(Source records)

-- START --

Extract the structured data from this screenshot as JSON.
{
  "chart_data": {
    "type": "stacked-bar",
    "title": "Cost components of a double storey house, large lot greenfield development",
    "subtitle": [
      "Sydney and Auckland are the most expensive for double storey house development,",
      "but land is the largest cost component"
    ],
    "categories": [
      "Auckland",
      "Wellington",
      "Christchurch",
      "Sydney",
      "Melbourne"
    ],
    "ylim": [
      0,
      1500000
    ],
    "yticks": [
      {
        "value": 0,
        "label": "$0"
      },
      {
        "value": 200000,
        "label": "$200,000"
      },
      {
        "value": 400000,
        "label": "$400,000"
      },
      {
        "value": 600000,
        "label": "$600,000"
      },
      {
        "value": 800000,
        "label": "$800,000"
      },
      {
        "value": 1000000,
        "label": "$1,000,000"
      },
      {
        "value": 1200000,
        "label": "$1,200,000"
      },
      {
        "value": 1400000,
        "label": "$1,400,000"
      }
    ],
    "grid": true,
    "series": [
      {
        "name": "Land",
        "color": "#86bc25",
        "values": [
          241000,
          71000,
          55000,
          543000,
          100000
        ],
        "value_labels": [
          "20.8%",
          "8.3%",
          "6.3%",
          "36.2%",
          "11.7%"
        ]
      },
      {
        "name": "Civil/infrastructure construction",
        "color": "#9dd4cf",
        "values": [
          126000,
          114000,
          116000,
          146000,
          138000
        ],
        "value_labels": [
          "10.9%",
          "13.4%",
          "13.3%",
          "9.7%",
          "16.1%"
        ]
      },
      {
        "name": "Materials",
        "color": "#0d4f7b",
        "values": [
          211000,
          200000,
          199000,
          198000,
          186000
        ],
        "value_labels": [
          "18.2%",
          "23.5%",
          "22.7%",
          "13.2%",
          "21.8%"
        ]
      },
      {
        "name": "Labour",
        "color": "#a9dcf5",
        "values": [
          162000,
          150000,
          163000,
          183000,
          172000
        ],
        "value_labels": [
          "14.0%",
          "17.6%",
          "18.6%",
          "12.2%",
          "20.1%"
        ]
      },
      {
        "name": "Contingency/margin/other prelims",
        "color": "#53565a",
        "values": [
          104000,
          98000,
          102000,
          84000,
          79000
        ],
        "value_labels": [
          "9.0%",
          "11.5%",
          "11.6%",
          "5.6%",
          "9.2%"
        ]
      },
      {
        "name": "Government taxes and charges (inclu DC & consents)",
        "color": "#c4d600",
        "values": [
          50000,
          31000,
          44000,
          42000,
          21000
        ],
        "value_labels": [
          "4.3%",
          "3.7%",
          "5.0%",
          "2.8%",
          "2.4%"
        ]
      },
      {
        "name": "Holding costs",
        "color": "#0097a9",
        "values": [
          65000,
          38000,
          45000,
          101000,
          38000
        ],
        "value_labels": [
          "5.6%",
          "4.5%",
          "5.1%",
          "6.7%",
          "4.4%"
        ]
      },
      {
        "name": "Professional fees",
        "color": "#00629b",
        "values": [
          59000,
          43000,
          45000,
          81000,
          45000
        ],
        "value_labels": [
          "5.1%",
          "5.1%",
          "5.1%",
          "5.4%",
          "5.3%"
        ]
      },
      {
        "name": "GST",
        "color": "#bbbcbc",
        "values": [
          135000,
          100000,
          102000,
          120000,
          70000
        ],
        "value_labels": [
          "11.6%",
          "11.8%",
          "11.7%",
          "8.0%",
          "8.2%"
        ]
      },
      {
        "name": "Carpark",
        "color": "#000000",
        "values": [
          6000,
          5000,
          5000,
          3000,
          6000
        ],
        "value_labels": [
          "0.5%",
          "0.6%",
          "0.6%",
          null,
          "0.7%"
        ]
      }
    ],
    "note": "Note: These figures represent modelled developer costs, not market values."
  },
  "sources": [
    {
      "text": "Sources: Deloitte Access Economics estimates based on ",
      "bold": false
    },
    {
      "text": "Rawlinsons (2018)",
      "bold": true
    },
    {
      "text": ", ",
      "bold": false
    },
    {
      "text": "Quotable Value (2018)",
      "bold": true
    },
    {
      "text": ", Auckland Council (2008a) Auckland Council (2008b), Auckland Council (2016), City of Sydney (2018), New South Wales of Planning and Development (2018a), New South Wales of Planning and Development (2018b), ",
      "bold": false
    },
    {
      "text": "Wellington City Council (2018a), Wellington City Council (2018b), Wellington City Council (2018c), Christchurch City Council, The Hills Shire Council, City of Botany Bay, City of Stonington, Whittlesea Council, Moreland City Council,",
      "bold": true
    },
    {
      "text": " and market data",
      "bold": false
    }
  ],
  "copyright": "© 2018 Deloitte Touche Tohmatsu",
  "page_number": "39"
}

-- END --

The data above must be returned in full, exactly as written.

Extract the structured data from this screenshot as JSON.
{
  "chart_data": {
    "type": "stacked-bar",
    "title": "Cost components of a double storey house, large lot greenfield development",
    "subtitle": [
      "Sydney and Auckland are the most expensive for double storey house development,",
      "but land is the largest cost component"
    ],
    "categories": [
      "Auckland",
      "Wellington",
      "Christchurch",
      "Sydney",
      "Melbourne"
    ],
    "ylim": [
      0,
      1500000
    ],
    "yticks": [
      {
        "value": 0,
        "label": "$0"
      },
      {
        "value": 200000,
        "label": "$200,000"
      },
      {
        "value": 400000,
        "label": "$400,000"
      },
      {
        "value": 600000,
        "label": "$600,000"
      },
      {
        "value": 800000,
        "label": "$800,000"
      },
      {
        "value": 1000000,
        "label": "$1,000,000"
      },
      {
        "value": 1200000,
        "label": "$1,200,000"
      },
      {
        "value": 1400000,
        "label": "$1,400,000"
      }
    ],
    "grid": true,
    "series": [
      {
        "name": "Land",
        "color": "#86bc25",
        "values": [
          241000,
          71000,
          55000,
          543000,
          100000
        ],
        "value_labels": [
          "20.8%",
          "8.3%",
          "6.3%",
          "36.2%",
          "11.7%"
        ]
      },
      {
        "name": "Civil/infrastructure construction",
        "color": "#9dd4cf",
        "values": [
          126000,
          114000,
          116000,
          146000,
          138000
        ],
        "value_labels": [
          "10.9%",
          "13.4%",
          "13.3%",
          "9.7%",
          "16.1%"
        ]
      },
      {
        "name": "Materials",
        "color": "#0d4f7b",
        "values": [
          211000,
          200000,
          199000,
          198000,
          186000
        ],
        "value_labels": [
          "18.2%",
          "23.5%",
          "22.7%",
          "13.2%",
          "21.8%"
        ]
      },
      {
        "name": "Labour",
        "color": "#a9dcf5",
        "values": [
          162000,
          150000,
          163000,
          183000,
          172000
        ],
        "value_labels": [
          "14.0%",
          "17.6%",
          "18.6%",
          "12.2%",
          "20.1%"
        ]
      },
      {
        "name": "Contingency/margin/other prelims",
        "color": "#53565a",
        "values": [
          104000,
          98000,
          102000,
          84000,
          79000
        ],
        "value_labels": [
          "9.0%",
          "11.5%",
          "11.6%",
          "5.6%",
          "9.2%"
        ]
      },
      {
        "name": "Government taxes and charges (inclu DC & consents)",
        "color": "#c4d600",
        "values": [
          50000,
          31000,
          44000,
          42000,
          21000
        ],
        "value_labels": [
          "4.3%",
          "3.7%",
          "5.0%",
          "2.8%",
          "2.4%"
        ]
      },
      {
        "name": "Holding costs",
        "color": "#0097a9",
        "values": [
          65000,
          38000,
          45000,
          101000,
          38000
        ],
        "value_labels": [
          "5.6%",
          "4.5%",
          "5.1%",
          "6.7%",
          "4.4%"
        ]
      },
      {
        "name": "Professional fees",
        "color": "#00629b",
        "values": [
          59000,
          43000,
          45000,
          81000,
          45000
        ],
        "value_labels": [
          "5.1%",
          "5.1%",
          "5.1%",
          "5.4%",
          "5.3%"
        ]
      },
      {
        "name": "GST",
        "color": "#bbbcbc",
        "values": [
          135000,
          100000,
          102000,
          120000,
          70000
        ],
        "value_labels": [
          "11.6%",
          "11.8%",
          "11.7%",
          "8.0%",
          "8.2%"
        ]
      },
      {
        "name": "Carpark",
        "color": "#000000",
        "values": [
          6000,
          5000,
          5000,
          3000,
          6000
        ],
        "value_labels": [
          "0.5%",
          "0.6%",
          "0.6%",
          null,
          "0.7%"
        ]
      }
    ],
    "note": "Note: These figures represent modelled developer costs, not market values."
  },
  "sources": [
    {
      "text": "Sources: Deloitte Access Economics estimates based on ",
      "bold": false
    },
    {
      "text": "Rawlinsons (2018)",
      "bold": true
    },
    {
      "text": ", ",
      "bold": false
    },
    {
      "text": "Quotable Value (2018)",
      "bold": true
    },
    {
      "text": ", Auckland Council (2008a) Auckland Council (2008b), Auckland Council (2016), City of Sydney (2018), New South Wales of Planning and Development (2018a), New South Wales of Planning and Development (2018b), ",
      "bold": false
    },
    {
      "text": "Wellington City Council (2018a), Wellington City Council (2018b), Wellington City Council (2018c), Christchurch City Council, The Hills Shire Council, City of Botany Bay, City of Stonington, Whittlesea Council, Moreland City Council,",
      "bold": true
    },
    {
      "text": " and market data",
      "bold": false
    }
  ],
  "copyright": "© 2018 Deloitte Touche Tohmatsu",
  "page_number": "39"
}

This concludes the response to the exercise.